Instructions for the task = Output the full material exactly as it appears here.

Extracted data =
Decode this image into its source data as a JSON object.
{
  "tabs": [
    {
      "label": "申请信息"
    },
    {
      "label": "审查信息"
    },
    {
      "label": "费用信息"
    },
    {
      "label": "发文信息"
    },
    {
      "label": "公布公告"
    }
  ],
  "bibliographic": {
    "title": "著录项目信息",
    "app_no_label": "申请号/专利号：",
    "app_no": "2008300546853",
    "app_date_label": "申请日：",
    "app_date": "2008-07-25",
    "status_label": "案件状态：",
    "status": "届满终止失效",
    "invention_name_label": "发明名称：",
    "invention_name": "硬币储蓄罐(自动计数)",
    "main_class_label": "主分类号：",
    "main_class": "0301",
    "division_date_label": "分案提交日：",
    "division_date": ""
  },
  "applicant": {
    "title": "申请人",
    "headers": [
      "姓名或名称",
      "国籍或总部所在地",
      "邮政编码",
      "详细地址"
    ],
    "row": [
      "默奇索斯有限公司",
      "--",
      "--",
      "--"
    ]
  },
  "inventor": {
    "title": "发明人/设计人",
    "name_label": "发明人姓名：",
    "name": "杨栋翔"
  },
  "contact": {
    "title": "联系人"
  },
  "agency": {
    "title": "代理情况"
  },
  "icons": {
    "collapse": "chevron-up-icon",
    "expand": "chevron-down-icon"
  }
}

Answer for the task =
Decode this image into its source data as a JSON object.
{
  "tabs": [
    {
      "label": "申请信息"
    },
    {
      "label": "审查信息"
    },
    {
      "label": "费用信息"
    },
    {
      "label": "发文信息"
    },
    {
      "label": "公布公告"
    }
  ],
  "bibliographic": {
    "title": "著录项目信息",
    "app_no_label": "申请号/专利号：",
    "app_no": "2008300546853",
    "app_date_label": "申请日：",
    "app_date": "2008-07-25",
    "status_label": "案件状态：",
    "status": "届满终止失效",
    "invention_name_label": "发明名称：",
    "invention_name": "硬币储蓄罐(自动计数)",
    "main_class_label": "主分类号：",
    "main_class": "0301",
    "division_date_label": "分案提交日：",
    "division_date": ""
  },
  "applicant": {
    "title": "申请人",
    "headers": [
      "姓名或名称",
      "国籍或总部所在地",
      "邮政编码",
      "详细地址"
    ],
    "row": [
      "默奇索斯有限公司",
      "--",
      "--",
      "--"
    ]
  },
  "inventor": {
    "title": "发明人/设计人",
    "name_label": "发明人姓名：",
    "name": "杨栋翔"
  },
  "contact": {
    "title": "联系人"
  },
  "agency": {
    "title": "代理情况"
  },
  "icons": {
    "collapse": "chevron-up-icon",
    "expand": "chevron-down-icon"
  }
}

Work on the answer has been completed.